BEGIN DATA EXTRACT
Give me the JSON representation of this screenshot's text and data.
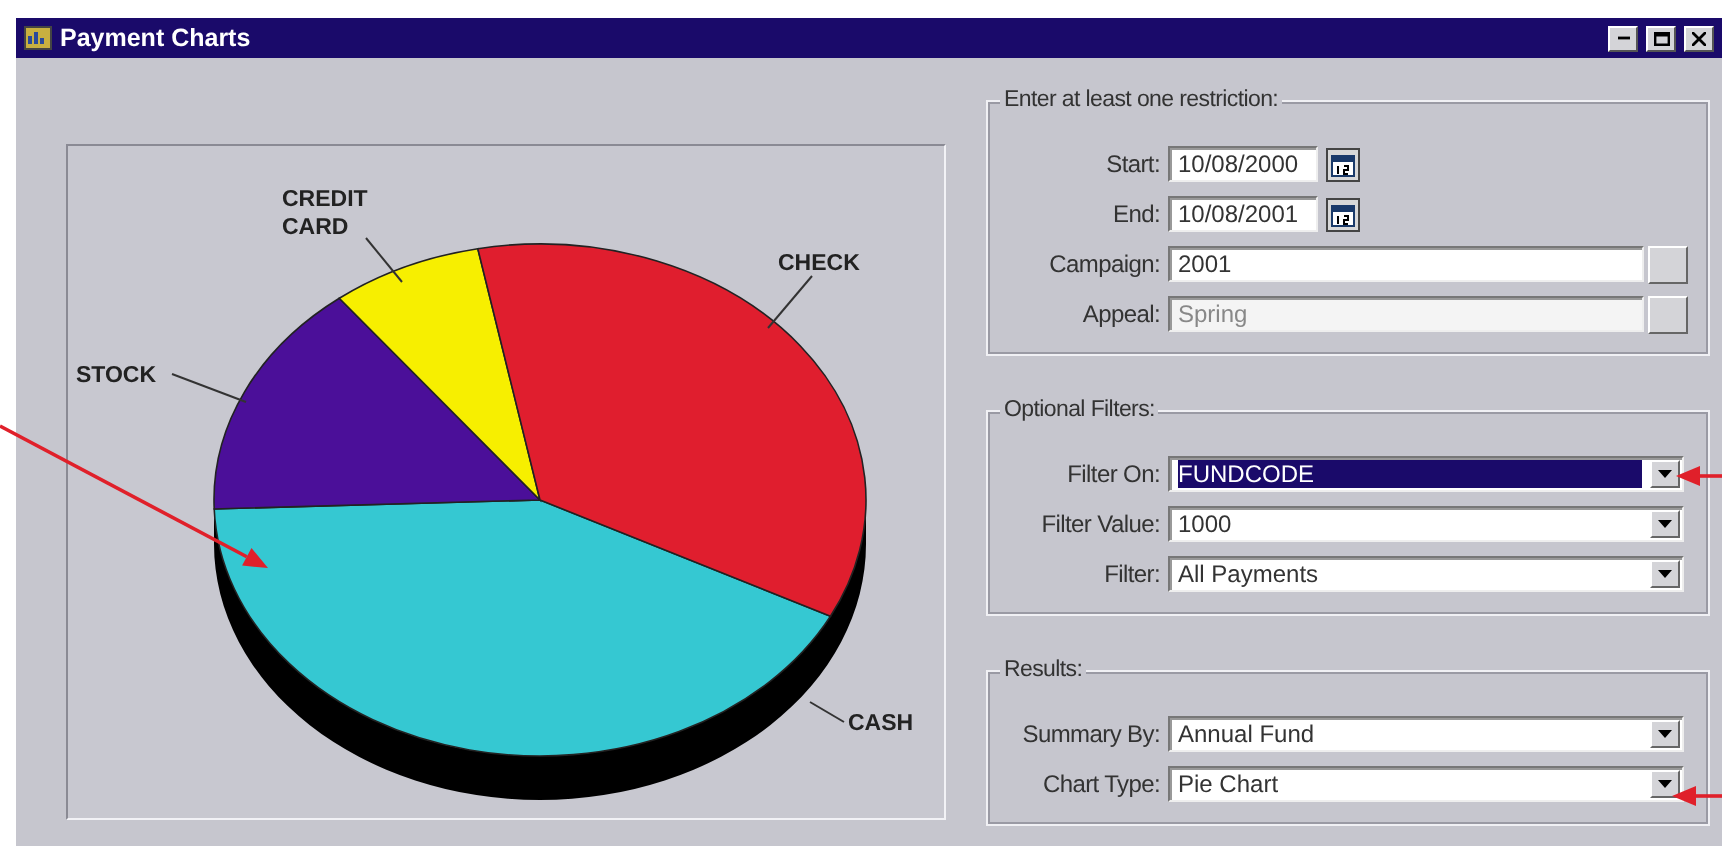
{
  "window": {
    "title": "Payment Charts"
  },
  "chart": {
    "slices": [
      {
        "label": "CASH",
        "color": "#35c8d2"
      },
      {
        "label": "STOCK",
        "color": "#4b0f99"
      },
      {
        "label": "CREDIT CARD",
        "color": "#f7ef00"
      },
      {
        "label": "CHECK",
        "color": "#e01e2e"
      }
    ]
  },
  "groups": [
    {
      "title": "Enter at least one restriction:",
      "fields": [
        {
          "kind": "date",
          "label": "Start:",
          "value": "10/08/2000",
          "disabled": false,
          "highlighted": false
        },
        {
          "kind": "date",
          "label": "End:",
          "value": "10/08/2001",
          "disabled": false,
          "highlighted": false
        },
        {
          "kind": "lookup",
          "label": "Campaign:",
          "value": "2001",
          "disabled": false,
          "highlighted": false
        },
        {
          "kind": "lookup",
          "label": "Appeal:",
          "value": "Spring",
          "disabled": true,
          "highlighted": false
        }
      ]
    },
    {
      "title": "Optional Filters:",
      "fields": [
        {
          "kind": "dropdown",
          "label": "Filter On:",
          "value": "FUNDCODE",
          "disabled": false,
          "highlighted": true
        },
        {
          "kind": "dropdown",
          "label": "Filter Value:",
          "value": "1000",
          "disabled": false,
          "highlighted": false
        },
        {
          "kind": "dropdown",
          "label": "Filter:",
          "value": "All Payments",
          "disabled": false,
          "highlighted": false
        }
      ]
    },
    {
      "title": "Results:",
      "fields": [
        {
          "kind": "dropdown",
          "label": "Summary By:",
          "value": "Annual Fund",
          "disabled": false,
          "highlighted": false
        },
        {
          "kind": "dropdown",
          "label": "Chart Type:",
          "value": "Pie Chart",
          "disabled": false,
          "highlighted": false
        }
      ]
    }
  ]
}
END DATA EXTRACT
■ WHAT NEEDS TO BE DONE
Reproduce the listing word for word and omit its pictures.

■ CORRECT RESPONSE
Give me the JSON representation of this screenshot's text and data.
{
  "window": {
    "title": "Payment Charts"
  },
  "chart": {
    "slices": [
      {
        "label": "CASH",
        "color": "#35c8d2"
      },
      {
        "label": "STOCK",
        "color": "#4b0f99"
      },
      {
        "label": "CREDIT CARD",
        "color": "#f7ef00"
      },
      {
        "label": "CHECK",
        "color": "#e01e2e"
      }
    ]
  },
  "groups": [
    {
      "title": "Enter at least one restriction:",
      "fields": [
        {
          "kind": "date",
          "label": "Start:",
          "value": "10/08/2000",
          "disabled": false,
          "highlighted": false
        },
        {
          "kind": "date",
          "label": "End:",
          "value": "10/08/2001",
          "disabled": false,
          "highlighted": false
        },
        {
          "kind": "lookup",
          "label": "Campaign:",
          "value": "2001",
          "disabled": false,
          "highlighted": false
        },
        {
          "kind": "lookup",
          "label": "Appeal:",
          "value": "Spring",
          "disabled": true,
          "highlighted": false
        }
      ]
    },
    {
      "title": "Optional Filters:",
      "fields": [
        {
          "kind": "dropdown",
          "label": "Filter On:",
          "value": "FUNDCODE",
          "disabled": false,
          "highlighted": true
        },
        {
          "kind": "dropdown",
          "label": "Filter Value:",
          "value": "1000",
          "disabled": false,
          "highlighted": false
        },
        {
          "kind": "dropdown",
          "label": "Filter:",
          "value": "All Payments",
          "disabled": false,
          "highlighted": false
        }
      ]
    },
    {
      "title": "Results:",
      "fields": [
        {
          "kind": "dropdown",
          "label": "Summary By:",
          "value": "Annual Fund",
          "disabled": false,
          "highlighted": false
        },
        {
          "kind": "dropdown",
          "label": "Chart Type:",
          "value": "Pie Chart",
          "disabled": false,
          "highlighted": false
        }
      ]
    }
  ]
}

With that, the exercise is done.